**Short task:** From the listing below, select every line where the word "manifestazioni" appears.

**Data shown:**
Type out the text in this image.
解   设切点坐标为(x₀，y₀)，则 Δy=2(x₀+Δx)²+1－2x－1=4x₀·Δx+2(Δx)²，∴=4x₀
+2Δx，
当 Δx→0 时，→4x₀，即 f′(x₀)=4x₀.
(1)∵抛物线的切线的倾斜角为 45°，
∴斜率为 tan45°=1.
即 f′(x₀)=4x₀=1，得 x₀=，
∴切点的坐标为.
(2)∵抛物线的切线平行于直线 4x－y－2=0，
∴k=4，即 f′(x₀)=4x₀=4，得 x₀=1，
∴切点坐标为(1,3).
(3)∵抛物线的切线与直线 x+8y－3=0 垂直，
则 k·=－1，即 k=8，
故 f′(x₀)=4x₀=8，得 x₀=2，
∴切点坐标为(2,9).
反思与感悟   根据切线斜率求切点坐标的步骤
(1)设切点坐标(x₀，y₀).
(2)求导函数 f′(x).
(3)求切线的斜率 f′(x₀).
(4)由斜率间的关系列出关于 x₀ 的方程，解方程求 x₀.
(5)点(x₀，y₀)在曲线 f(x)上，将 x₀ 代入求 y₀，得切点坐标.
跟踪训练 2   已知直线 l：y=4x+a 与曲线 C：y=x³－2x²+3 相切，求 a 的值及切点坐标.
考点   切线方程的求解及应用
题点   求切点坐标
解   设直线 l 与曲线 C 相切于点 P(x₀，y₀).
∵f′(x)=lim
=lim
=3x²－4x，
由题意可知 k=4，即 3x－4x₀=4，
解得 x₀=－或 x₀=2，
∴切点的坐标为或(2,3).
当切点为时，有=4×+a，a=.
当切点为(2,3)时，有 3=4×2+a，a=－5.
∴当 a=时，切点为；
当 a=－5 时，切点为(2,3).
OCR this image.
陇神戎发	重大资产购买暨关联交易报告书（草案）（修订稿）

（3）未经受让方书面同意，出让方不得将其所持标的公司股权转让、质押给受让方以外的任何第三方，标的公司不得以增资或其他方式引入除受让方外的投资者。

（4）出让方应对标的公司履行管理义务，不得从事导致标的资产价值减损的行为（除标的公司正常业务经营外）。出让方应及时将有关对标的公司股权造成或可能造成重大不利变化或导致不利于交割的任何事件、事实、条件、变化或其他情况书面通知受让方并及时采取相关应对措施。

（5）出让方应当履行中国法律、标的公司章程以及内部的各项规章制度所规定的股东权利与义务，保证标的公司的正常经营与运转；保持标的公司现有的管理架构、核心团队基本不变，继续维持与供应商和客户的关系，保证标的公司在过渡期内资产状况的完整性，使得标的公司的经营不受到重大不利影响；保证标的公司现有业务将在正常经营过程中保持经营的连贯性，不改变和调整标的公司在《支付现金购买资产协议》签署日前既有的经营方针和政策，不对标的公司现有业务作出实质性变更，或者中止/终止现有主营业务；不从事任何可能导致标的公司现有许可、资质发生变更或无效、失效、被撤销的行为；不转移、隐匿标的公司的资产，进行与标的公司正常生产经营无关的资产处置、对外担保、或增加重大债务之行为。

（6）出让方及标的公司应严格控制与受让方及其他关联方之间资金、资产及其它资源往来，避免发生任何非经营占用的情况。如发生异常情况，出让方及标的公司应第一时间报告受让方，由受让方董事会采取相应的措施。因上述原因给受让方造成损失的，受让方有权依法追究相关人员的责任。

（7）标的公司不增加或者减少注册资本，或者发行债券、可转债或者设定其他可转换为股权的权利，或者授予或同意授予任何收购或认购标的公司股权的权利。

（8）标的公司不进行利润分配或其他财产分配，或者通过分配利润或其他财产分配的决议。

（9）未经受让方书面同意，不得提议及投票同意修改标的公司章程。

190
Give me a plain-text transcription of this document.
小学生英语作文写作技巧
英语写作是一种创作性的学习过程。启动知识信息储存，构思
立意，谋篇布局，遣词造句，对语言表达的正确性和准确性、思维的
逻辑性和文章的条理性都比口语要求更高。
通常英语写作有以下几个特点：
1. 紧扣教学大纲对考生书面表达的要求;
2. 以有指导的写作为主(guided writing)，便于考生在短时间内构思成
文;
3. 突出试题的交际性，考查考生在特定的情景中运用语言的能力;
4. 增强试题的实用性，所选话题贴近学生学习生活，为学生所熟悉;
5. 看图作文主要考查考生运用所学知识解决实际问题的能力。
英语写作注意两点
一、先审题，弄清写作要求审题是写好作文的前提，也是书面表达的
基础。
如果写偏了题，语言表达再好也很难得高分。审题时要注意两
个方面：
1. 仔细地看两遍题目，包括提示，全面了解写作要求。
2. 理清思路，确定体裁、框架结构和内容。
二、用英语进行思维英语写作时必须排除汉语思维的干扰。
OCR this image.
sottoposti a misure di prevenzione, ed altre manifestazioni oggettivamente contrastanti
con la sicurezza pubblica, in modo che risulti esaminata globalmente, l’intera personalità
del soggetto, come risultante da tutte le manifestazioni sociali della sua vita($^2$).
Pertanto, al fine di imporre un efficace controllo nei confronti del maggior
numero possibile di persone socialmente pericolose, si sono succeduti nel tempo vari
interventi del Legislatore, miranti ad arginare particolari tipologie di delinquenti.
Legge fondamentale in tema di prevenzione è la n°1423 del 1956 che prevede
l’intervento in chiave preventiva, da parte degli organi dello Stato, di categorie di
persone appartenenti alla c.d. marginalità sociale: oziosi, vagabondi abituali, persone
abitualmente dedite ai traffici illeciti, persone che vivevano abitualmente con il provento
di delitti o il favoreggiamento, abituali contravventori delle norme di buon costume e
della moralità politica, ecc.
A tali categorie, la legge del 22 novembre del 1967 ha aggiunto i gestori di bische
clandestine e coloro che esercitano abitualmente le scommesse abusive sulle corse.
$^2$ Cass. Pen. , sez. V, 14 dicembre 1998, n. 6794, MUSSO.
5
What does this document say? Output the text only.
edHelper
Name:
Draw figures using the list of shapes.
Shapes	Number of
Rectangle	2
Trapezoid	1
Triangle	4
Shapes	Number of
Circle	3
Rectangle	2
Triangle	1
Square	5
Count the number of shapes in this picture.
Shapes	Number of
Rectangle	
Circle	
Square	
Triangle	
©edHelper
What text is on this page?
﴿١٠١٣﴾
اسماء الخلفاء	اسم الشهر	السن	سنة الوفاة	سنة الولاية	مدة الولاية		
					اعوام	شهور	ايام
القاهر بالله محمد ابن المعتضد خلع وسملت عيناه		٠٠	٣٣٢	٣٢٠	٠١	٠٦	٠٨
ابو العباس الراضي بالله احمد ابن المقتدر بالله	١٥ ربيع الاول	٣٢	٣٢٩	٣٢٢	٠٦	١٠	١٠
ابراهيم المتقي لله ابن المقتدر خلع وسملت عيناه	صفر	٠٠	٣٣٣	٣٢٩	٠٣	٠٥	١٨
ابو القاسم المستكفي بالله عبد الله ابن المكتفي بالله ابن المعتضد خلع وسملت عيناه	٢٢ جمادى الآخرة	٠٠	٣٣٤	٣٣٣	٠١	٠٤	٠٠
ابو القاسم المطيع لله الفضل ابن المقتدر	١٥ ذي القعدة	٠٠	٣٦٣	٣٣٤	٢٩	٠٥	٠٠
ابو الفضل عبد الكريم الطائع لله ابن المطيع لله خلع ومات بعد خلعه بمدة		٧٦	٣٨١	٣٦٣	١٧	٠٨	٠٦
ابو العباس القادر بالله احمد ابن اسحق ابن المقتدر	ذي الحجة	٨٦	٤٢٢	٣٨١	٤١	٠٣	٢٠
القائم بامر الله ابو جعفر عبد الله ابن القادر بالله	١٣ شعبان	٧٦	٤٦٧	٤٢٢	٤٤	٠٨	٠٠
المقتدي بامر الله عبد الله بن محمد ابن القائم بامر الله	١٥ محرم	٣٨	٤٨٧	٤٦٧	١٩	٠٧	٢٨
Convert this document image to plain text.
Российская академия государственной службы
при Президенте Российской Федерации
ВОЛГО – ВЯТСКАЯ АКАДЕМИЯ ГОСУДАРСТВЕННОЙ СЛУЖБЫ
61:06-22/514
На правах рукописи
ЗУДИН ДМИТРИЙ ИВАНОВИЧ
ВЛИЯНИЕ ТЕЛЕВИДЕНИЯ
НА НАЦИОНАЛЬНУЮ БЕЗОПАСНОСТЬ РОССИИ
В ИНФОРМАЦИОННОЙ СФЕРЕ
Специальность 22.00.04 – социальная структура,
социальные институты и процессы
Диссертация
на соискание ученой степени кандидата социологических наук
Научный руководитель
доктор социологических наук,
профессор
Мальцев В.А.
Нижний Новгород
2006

**Response to the exercise:**
sottoposti a misure di prevenzione, ed altre manifestazioni oggettivamente contrastanti
del soggetto, come risultante da tutte le manifestazioni sociali della sua vita($^2$).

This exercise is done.